(Data records)
□ □ □ □ □ □ □

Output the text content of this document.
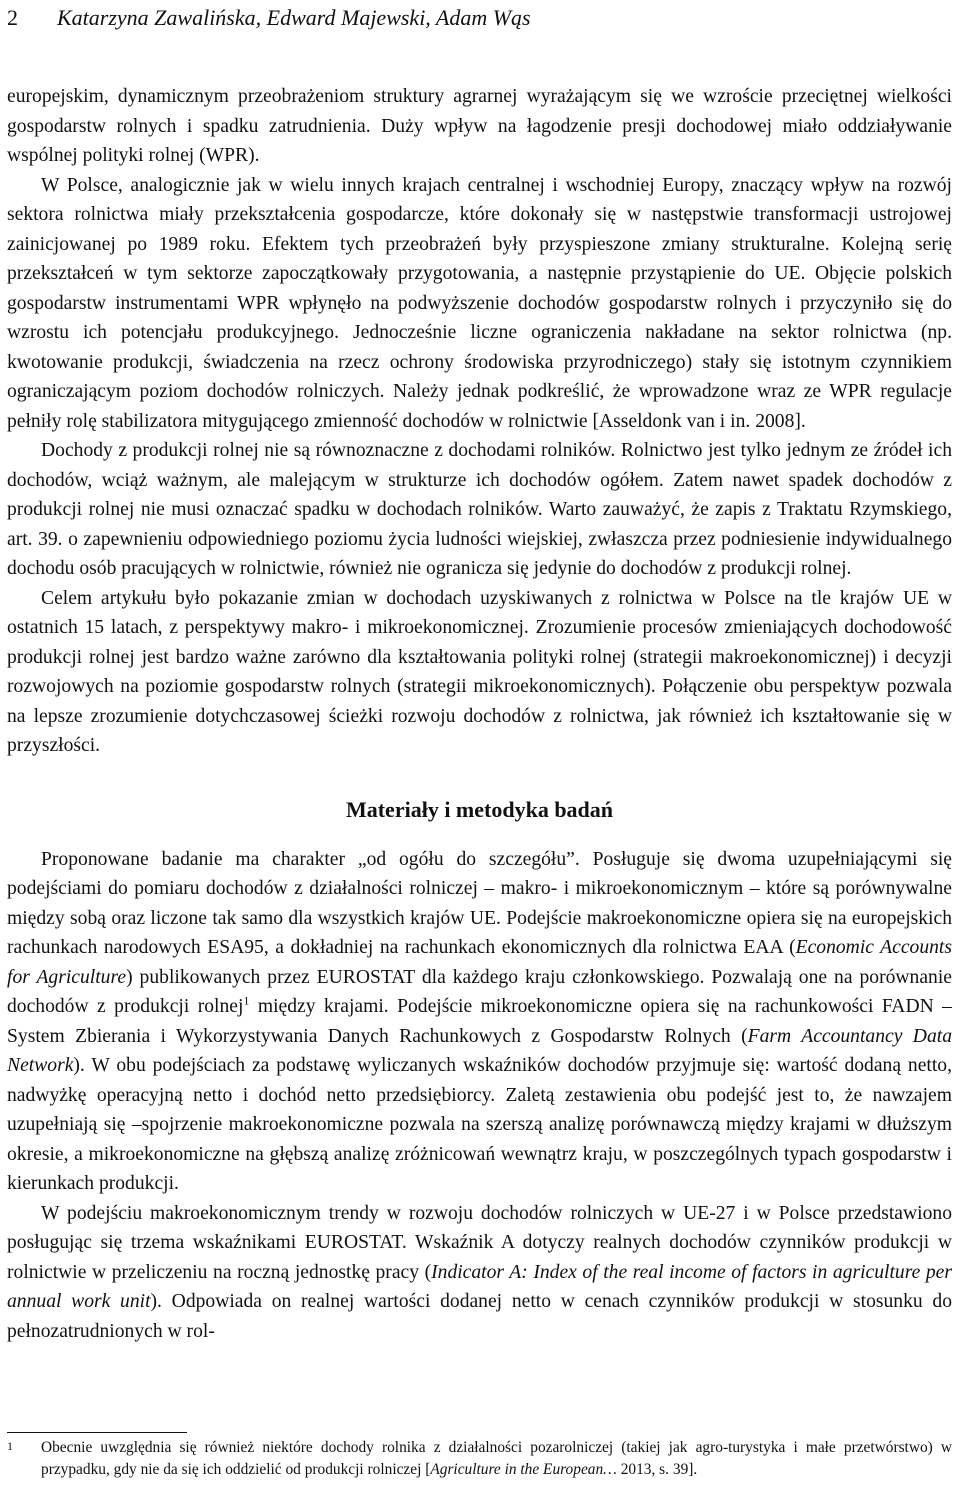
2 Katarzyna Zawalińska, Edward Majewski, Adam Wąs

europejskim, dynamicznym przeobrażeniom struktury agrarnej wyrażającym się we wzroście przeciętnej wielkości gospodarstw rolnych i spadku zatrudnienia. Duży wpływ na łagodzenie presji dochodowej miało oddziaływanie wspólnej polityki rolnej (WPR).

W Polsce, analogicznie jak w wielu innych krajach centralnej i wschodniej Europy, znaczący wpływ na rozwój sektora rolnictwa miały przekształcenia gospodarcze, które dokonały się w następstwie transformacji ustrojowej zainicjowanej po 1989 roku. Efektem tych przeobrażeń były przyspieszone zmiany strukturalne. Kolejną serię przekształceń w tym sektorze zapoczątkowały przygotowania, a następnie przystąpienie do UE. Objęcie polskich gospodarstw instrumentami WPR wpłynęło na podwyższenie dochodów gospodarstw rolnych i przyczyniło się do wzrostu ich potencjału produkcyjnego. Jednocześnie liczne ograniczenia nakładane na sektor rolnictwa (np. kwotowanie produkcji, świadczenia na rzecz ochrony środowiska przyrodniczego) stały się istotnym czynnikiem ograniczającym poziom dochodów rolniczych. Należy jednak podkreślić, że wprowadzone wraz ze WPR regulacje pełniły rolę stabilizatora mitygującego zmienność dochodów w rolnictwie [Asseldonk van i in. 2008].

Dochody z produkcji rolnej nie są równoznaczne z dochodami rolników. Rolnictwo jest tylko jednym ze źródeł ich dochodów, wciąż ważnym, ale malejącym w strukturze ich dochodów ogółem. Zatem nawet spadek dochodów z produkcji rolnej nie musi oznaczać spadku w dochodach rolników. Warto zauważyć, że zapis z Traktatu Rzymskiego, art. 39. o zapewnieniu odpowiedniego poziomu życia ludności wiejskiej, zwłaszcza przez podniesienie indywidualnego dochodu osób pracujących w rolnictwie, również nie ogranicza się jedynie do dochodów z produkcji rolnej.

Celem artykułu było pokazanie zmian w dochodach uzyskiwanych z rolnictwa w Polsce na tle krajów UE w ostatnich 15 latach, z perspektywy makro- i mikroekonomicznej. Zrozumienie procesów zmieniających dochodowość produkcji rolnej jest bardzo ważne zarówno dla kształtowania polityki rolnej (strategii makroekonomicznej) i decyzji rozwojowych na poziomie gospodarstw rolnych (strategii mikroekonomicznych). Połączenie obu perspektyw pozwala na lepsze zrozumienie dotychczasowej ścieżki rozwoju dochodów z rolnictwa, jak również ich kształtowanie się w przyszłości.

Materiały i metodyka badań

Proponowane badanie ma charakter „od ogółu do szczegółu”. Posługuje się dwoma uzupełniającymi się podejściami do pomiaru dochodów z działalności rolniczej – makro- i mikroekonomicznym – które są porównywalne między sobą oraz liczone tak samo dla wszystkich krajów UE. Podejście makroekonomiczne opiera się na europejskich rachunkach narodowych ESA95, a dokładniej na rachunkach ekonomicznych dla rolnictwa EAA (Economic Accounts for Agriculture) publikowanych przez EUROSTAT dla każdego kraju członkowskiego. Pozwalają one na porównanie dochodów z produkcji rolnej$^1$ między krajami. Podejście mikroekonomiczne opiera się na rachunkowości FADN – System Zbierania i Wykorzystywania Danych Rachunkowych z Gospodarstw Rolnych (Farm Accountancy Data Network). W obu podejściach za podstawę wyliczanych wskaźników dochodów przyjmuje się: wartość dodaną netto, nadwyżkę operacyjną netto i dochód netto przedsiębiorcy. Zaletą zestawienia obu podejść jest to, że nawzajem uzupełniają się –spojrzenie makroekonomiczne pozwala na szerszą analizę porównawczą między krajami w dłuższym okresie, a mikroekonomiczne na głębszą analizę zróżnicowań wewnątrz kraju, w poszczególnych typach gospodarstw i kierunkach produkcji.

W podejściu makroekonomicznym trendy w rozwoju dochodów rolniczych w UE-27 i w Polsce przedstawiono posługując się trzema wskaźnikami EUROSTAT. Wskaźnik A dotyczy realnych dochodów czynników produkcji w rolnictwie w przeliczeniu na roczną jednostkę pracy (Indicator A: Index of the real income of factors in agriculture per annual work unit). Odpowiada on realnej wartości dodanej netto w cenach czynników produkcji w stosunku do pełnozatrudnionych w rol-

1 Obecnie uwzględnia się również niektóre dochody rolnika z działalności pozarolniczej (takiej jak agro-turystyka i małe przetwórstwo) w przypadku, gdy nie da się ich oddzielić od produkcji rolniczej [Agriculture in the European… 2013, s. 39].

□ □ □ □ □ □ □

▶ TASK TO CARRY OUT:
Find the string "rolniczej" in the listing and return every line that holds it.

▶ SOLUTION FOR THIS EXERCISE:
Proponowane badanie ma charakter „od ogółu do szczegółu”. Posługuje się dwoma uzupełniającymi się podejściami do pomiaru dochodów z działalności rolniczej – makro- i mikroekonomicznym – które są porównywalne między sobą oraz liczone tak samo dla wszystkich krajów UE. Podejście makroekonomiczne opiera się na europejskich rachunkach narodowych ESA95, a dokładniej na rachunkach ekonomicznych dla rolnictwa EAA (Economic Accounts for Agriculture) publikowanych przez EUROSTAT dla każdego kraju członkowskiego. Pozwalają one na porównanie dochodów z produkcji rolnej$^1$ między krajami. Podejście mikroekonomiczne opiera się na rachunkowości FADN – System Zbierania i Wykorzystywania Danych Rachunkowych z Gospodarstw Rolnych (Farm Accountancy Data Network). W obu podejściach za podstawę wyliczanych wskaźników dochodów przyjmuje się: wartość dodaną netto, nadwyżkę operacyjną netto i dochód netto przedsiębiorcy. Zaletą zestawienia obu podejść jest to, że nawzajem uzupełniają się –spojrzenie makroekonomiczne pozwala na szerszą analizę porównawczą między krajami w dłuższym okresie, a mikroekonomiczne na głębszą analizę zróżnicowań wewnątrz kraju, w poszczególnych typach gospodarstw i kierunkach produkcji.
1 Obecnie uwzględnia się również niektóre dochody rolnika z działalności pozarolniczej (takiej jak agro-turystyka i małe przetwórstwo) w przypadku, gdy nie da się ich oddzielić od produkcji rolniczej [Agriculture in the European… 2013, s. 39].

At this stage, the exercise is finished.